§ What you should do:
Give only a count of the lines that include the string "acqua".

__________

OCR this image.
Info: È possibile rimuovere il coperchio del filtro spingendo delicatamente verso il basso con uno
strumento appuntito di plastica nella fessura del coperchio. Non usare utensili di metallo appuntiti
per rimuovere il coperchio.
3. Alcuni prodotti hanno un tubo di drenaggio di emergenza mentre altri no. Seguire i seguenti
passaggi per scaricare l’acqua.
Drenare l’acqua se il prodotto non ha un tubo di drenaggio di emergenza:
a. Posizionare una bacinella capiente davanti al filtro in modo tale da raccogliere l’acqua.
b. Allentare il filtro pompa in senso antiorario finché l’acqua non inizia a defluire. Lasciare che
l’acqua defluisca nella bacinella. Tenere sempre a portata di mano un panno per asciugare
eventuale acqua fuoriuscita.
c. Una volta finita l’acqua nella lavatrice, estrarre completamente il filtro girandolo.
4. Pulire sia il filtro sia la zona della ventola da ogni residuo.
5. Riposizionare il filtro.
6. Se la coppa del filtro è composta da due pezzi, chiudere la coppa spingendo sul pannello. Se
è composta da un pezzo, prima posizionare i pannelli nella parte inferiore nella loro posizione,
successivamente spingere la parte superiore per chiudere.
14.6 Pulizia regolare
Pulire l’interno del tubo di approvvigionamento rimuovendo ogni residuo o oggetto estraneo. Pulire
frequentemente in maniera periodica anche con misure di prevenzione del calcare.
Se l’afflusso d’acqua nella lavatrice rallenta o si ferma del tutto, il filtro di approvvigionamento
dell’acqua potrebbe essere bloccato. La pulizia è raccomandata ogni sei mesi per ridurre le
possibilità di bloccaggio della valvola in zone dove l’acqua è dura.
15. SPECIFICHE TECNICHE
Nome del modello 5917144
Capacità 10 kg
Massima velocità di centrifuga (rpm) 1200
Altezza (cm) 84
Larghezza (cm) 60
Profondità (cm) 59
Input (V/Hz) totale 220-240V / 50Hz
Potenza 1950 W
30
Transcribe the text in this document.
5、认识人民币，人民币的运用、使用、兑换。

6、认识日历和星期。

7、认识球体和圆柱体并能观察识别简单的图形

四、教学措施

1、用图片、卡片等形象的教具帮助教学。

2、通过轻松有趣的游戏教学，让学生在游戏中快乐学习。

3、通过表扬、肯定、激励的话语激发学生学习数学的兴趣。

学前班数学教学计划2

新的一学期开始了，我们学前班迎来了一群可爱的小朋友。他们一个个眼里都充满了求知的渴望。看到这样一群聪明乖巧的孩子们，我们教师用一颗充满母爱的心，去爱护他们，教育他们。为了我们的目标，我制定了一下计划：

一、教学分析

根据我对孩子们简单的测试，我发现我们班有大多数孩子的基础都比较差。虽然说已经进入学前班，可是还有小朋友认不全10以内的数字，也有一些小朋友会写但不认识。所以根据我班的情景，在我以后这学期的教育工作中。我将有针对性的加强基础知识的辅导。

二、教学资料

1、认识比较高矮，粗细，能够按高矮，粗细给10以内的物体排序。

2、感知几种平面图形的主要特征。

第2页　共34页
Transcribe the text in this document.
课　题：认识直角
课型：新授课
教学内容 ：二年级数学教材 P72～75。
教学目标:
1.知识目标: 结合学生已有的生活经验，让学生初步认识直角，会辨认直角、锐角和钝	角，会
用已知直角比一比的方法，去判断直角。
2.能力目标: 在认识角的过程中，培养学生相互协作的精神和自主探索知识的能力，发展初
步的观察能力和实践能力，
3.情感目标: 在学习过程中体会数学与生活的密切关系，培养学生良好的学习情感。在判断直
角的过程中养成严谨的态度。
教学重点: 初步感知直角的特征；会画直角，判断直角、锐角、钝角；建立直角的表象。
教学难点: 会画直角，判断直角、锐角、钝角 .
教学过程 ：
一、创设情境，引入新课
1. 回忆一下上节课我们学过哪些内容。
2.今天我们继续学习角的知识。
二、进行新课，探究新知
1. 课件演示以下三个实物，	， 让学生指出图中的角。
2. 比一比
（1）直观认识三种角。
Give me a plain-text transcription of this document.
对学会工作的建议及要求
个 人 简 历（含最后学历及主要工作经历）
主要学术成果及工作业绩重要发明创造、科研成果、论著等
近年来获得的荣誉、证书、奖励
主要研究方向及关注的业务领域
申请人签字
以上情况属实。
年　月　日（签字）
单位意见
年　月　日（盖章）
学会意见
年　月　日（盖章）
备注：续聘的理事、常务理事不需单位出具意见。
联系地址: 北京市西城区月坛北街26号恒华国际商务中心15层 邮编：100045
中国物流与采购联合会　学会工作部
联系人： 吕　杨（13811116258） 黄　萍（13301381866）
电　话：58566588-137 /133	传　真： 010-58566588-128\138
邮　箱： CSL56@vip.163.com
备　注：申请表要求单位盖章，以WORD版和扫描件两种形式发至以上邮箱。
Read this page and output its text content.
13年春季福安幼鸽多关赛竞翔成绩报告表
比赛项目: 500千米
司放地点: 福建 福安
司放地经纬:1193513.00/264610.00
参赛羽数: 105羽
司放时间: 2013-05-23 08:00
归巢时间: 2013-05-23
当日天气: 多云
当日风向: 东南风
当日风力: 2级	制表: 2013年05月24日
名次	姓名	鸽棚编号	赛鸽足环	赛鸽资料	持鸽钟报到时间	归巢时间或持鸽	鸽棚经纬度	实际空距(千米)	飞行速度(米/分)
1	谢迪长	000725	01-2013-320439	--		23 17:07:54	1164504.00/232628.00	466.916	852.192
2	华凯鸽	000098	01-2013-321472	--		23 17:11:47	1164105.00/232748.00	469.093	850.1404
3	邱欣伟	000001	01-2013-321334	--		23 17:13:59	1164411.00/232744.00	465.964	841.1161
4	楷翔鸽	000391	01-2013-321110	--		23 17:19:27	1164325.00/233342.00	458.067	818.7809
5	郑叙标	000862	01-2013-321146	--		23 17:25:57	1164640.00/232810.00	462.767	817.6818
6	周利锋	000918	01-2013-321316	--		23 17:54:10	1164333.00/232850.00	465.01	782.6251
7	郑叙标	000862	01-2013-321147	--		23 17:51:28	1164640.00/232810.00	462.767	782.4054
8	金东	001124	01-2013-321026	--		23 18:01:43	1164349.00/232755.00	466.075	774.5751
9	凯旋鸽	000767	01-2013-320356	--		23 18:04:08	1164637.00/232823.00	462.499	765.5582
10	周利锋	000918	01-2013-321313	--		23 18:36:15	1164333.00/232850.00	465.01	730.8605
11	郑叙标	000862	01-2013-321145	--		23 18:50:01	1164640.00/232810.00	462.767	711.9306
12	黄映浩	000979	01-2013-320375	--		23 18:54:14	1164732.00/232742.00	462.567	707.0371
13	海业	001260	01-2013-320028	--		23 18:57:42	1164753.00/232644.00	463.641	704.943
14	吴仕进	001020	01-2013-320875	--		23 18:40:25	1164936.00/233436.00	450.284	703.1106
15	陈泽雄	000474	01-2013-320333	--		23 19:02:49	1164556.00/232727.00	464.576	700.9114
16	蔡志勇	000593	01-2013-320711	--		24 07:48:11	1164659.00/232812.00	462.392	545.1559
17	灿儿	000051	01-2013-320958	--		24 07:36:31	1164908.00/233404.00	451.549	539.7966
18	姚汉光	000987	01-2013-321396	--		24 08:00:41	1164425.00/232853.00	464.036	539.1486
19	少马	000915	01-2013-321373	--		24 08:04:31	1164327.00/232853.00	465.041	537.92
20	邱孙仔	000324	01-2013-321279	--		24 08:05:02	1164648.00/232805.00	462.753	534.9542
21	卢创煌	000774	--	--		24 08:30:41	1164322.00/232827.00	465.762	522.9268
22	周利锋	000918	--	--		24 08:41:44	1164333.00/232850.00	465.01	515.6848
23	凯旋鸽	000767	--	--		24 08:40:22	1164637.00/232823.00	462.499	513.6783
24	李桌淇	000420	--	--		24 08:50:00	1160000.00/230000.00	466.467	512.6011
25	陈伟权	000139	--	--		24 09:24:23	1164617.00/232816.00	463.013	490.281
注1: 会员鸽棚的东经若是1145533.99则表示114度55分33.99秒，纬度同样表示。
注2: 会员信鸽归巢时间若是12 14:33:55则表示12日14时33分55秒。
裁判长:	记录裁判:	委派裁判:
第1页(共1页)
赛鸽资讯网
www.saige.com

__________

§ Result:
10